• _What to work on_: Copy each line that has the string "held" somewhere in it.

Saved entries
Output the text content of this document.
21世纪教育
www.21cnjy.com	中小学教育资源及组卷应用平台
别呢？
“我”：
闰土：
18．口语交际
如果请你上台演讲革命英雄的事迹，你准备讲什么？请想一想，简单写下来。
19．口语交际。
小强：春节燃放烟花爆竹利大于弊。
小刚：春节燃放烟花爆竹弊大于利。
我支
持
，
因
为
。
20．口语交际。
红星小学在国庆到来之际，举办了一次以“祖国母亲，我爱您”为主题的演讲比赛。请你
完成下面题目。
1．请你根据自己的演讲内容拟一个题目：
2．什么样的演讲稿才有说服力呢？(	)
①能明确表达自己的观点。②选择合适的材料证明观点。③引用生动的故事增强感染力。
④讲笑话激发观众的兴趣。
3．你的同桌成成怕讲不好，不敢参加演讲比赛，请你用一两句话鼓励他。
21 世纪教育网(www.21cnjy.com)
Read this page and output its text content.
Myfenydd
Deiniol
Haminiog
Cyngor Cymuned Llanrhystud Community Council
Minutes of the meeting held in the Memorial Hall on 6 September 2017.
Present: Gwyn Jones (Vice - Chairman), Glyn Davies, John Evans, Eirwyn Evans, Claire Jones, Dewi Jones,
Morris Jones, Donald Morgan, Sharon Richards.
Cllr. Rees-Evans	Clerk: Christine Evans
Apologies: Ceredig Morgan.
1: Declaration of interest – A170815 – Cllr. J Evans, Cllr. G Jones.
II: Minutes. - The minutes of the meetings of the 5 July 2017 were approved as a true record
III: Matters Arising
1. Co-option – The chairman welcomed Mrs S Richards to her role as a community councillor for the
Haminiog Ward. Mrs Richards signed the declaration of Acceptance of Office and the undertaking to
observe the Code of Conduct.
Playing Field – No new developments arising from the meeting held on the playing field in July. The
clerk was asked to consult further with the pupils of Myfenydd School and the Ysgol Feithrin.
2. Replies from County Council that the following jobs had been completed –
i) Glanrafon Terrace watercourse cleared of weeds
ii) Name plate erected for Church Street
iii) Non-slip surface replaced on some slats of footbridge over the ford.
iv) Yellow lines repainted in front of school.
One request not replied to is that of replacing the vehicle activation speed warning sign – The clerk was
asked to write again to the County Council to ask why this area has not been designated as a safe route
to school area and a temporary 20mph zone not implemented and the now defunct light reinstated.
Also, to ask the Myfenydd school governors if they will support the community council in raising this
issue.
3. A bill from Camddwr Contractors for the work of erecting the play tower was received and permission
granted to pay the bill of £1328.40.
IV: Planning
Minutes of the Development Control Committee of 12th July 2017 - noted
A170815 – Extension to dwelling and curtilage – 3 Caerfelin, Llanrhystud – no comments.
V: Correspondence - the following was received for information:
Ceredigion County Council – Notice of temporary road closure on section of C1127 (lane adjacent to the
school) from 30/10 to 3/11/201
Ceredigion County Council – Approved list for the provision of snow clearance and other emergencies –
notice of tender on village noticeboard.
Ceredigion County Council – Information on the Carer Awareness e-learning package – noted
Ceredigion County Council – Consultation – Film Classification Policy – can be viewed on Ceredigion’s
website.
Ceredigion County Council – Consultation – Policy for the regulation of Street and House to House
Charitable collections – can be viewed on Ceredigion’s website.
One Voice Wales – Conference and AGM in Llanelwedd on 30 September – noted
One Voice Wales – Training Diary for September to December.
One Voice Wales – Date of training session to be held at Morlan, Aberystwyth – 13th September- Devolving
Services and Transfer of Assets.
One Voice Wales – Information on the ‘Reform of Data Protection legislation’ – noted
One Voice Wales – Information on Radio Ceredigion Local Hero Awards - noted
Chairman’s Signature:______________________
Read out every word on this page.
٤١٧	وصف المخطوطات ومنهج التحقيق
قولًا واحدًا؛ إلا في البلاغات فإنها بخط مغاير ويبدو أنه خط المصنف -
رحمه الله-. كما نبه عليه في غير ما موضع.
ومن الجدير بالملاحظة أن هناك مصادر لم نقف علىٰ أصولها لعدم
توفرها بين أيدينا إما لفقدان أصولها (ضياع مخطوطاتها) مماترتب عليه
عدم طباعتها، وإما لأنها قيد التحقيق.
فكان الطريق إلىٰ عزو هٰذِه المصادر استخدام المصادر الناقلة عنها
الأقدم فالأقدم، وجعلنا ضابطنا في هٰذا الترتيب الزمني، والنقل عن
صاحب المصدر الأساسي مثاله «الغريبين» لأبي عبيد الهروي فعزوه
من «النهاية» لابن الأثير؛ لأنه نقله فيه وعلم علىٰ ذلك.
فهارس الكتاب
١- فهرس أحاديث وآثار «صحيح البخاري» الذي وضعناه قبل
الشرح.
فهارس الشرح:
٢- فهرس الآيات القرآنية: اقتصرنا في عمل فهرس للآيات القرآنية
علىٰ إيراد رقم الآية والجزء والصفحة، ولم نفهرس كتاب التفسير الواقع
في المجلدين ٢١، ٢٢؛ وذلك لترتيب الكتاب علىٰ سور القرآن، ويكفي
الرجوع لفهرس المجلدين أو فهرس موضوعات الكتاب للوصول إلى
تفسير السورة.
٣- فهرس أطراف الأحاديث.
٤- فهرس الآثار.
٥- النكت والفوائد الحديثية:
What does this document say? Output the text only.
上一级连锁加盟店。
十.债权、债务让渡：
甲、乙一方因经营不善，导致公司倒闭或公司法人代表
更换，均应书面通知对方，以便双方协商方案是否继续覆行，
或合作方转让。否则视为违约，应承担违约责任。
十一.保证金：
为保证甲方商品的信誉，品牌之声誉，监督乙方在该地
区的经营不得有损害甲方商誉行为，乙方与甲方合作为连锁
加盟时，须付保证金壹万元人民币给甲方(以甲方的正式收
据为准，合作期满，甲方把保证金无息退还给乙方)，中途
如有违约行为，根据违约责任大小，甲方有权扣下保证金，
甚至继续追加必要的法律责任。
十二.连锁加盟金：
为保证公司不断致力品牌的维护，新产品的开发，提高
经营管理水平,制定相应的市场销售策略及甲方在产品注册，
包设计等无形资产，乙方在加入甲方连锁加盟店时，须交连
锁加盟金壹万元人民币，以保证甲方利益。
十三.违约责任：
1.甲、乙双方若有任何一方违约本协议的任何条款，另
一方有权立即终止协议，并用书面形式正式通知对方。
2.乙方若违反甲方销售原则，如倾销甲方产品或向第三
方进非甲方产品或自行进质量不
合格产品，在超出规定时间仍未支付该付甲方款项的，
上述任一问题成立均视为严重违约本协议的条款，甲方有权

• _Answer below_:
Minutes of the meeting held in the Memorial Hall on 6 September 2017.
Playing Field – No new developments arising from the meeting held on the playing field in July. The
One Voice Wales – Date of training session to be held at Morlan, Aberystwyth – 13th September- Devolving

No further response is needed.